What to produce ▸
Count every line that includes the string "linha" in the entries that follow. Nothing besides the number is needed.

▼

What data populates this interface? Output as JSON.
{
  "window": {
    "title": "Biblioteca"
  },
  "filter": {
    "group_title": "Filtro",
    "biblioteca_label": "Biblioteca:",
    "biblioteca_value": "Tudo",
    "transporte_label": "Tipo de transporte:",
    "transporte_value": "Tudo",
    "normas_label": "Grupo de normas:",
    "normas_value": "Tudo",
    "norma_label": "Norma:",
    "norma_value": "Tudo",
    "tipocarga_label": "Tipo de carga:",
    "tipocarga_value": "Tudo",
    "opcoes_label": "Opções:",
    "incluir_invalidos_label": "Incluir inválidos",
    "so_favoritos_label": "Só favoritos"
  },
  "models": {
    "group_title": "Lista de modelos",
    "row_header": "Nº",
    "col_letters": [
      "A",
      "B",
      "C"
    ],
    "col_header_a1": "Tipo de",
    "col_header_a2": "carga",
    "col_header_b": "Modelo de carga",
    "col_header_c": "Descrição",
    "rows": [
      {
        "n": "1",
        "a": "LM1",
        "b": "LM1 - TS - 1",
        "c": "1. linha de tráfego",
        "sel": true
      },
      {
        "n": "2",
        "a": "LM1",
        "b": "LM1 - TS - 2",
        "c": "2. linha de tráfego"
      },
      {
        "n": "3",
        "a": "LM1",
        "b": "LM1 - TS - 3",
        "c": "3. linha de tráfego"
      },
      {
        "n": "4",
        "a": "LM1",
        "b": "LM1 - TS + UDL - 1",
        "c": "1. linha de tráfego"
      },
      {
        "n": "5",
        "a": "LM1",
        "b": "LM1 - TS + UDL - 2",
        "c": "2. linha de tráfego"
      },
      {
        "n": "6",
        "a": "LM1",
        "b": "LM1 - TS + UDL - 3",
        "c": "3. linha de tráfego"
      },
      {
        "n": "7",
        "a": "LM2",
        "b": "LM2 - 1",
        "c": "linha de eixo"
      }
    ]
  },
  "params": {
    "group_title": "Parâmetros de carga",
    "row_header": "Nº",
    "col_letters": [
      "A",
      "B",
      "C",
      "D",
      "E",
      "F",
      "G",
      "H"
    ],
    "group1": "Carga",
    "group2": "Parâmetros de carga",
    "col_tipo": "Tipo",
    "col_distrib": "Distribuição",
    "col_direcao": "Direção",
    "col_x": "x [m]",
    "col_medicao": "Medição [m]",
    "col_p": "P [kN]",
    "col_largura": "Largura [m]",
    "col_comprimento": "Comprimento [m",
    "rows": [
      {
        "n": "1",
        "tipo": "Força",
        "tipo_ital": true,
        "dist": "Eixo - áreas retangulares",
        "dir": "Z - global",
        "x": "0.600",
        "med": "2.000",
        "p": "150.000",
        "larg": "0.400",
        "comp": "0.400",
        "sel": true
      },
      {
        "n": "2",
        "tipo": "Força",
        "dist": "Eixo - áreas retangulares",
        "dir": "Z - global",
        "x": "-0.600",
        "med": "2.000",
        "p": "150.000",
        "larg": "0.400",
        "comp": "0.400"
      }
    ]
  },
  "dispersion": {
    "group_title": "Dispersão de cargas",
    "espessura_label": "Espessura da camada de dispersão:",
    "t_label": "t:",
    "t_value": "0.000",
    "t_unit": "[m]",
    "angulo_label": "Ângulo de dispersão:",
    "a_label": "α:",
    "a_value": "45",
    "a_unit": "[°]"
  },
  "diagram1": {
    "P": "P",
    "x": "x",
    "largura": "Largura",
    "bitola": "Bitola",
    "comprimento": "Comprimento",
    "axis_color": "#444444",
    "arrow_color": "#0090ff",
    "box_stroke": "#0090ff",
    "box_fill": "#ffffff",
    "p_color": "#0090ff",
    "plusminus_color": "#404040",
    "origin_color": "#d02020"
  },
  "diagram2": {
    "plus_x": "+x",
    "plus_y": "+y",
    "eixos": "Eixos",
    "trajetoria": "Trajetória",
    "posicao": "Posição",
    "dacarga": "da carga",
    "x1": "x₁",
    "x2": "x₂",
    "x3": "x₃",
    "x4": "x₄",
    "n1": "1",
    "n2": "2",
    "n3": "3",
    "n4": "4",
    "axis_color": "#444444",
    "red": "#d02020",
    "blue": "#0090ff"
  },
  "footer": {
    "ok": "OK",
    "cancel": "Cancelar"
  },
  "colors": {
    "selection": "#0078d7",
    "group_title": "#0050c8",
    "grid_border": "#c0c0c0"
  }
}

▲

Result below ▸
7